* **Document section**
====

Hinson's first point gave film critics at the time a real thought problem: Was Blood Simple a serious art house thriller or a dismissable low-budget shlocky one? Critics lined up on both sides of the aisle of that question. But what they missed was that the "in" jokes and references were no longer there just for the film geeks, but now for the majority of filmgoers. Quentin Tarantino would take this to even a greater level a decade later.

Joel's response to this question was: "That's a distinction I've never understood [between art and entertainment]. If somebody goes out to make a movie that isn't designed primarily to entertain people, then I don't know what the fuck they're doing. I can't understand it. It doesn't make sense to me. What's the Raymond Chandler line? 'All good art is entertainment and anyone who says differently is a stuffed shirt and juvenile in the art of living.'" (Ahem, the actual quote, just to be technical here, from the essay The Simple Art of Murder reads: "I merely say that all reading for pleasure is escape, whether it be Greek, mathematics, astronomy, Benedetto Croce, or The Diary of the Forgotten Man. To say otherwise is to be an intellectual snob, and a juvenile at the art of living.")

====

* **Data block**

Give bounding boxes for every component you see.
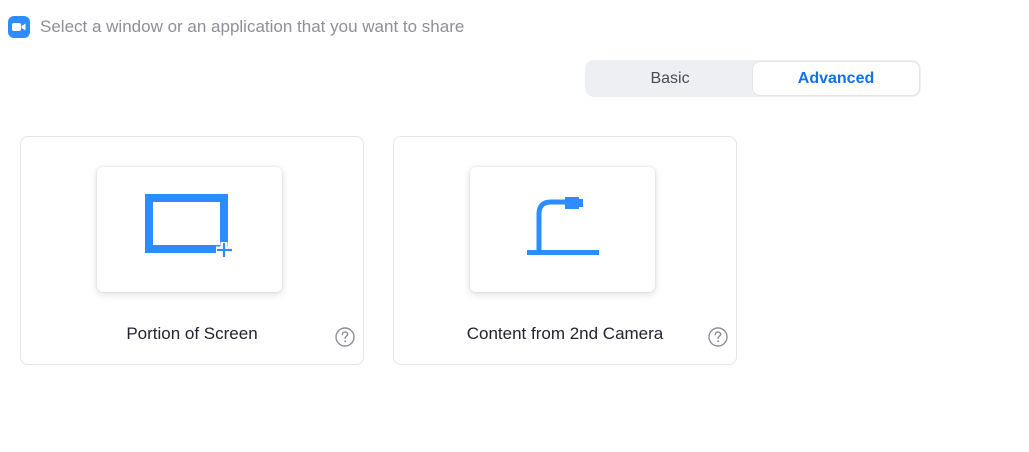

====

* **Written exercise A**
According to the Blood Simple passage, which essay does Raymond Chandler's actual quote come from?
* **Written exercise B**
From the Blood Simple passage, extract the part that opens with the words containing "Hinson's first point" and closes with "a decade later.".
* **Written exercise C**
Write what comes next in the Blood Simple passage, picking up after its last sentence.

* **Response A**
The Simple Art of Murder

* **Response B**
Hinson's first point gave film critics at the time a real thought problem: Was Blood Simple a serious art house thriller or a dismissable low-budget shlocky one? Critics lined up on both sides of the aisle of that question. But what they missed was that the "in" jokes and references were no longer there just for the film geeks, but now for the majority of filmgoers. Quentin Tarantino would take this to even a greater level a decade later.

* **Response C**
For Chef du Cinema buffs, this is the third film I've written about released in 1984 - the first being Broadway Danny Rose, and the other (also made here in Texas) Paris, Texas. The only other year so far which has hit the three film mark is 1959 (Rio Bravo, Some Like It Hot, and North by Northwest). What does it all mean? I don't know.

Blood Simple is available on DVD/Blu-Ray @ Amazon and is home rentable from Netflix.

THE MOVIE:

"The world is full of complainers. But the fact is, nothing comes with a guarantee. I don't care if you're the Pope of Rome, President of the United States, or even Man of the Year - something can always go wrong. And go ahead, complain, tell your problems to your neighbor, ask for help - watch him fly. Now in Russia, they got it mapped out so that everyone pulls for everyone else - that's the theory, anyways. But what I know about is Texas. And down here.... You're on your own."

Joel & Ethan Coen grew up in the suburbs of Minneapolis, made Super-8mm films as kids, and headed east with Joel studying film at New York University, and Ethan philosophy at Princeton. After college Joel found a job as an assistant editor in New York and convinced Ethan to come to New York and try to write scripts together they could sell to the some of the low budget producers Joel was getting to know.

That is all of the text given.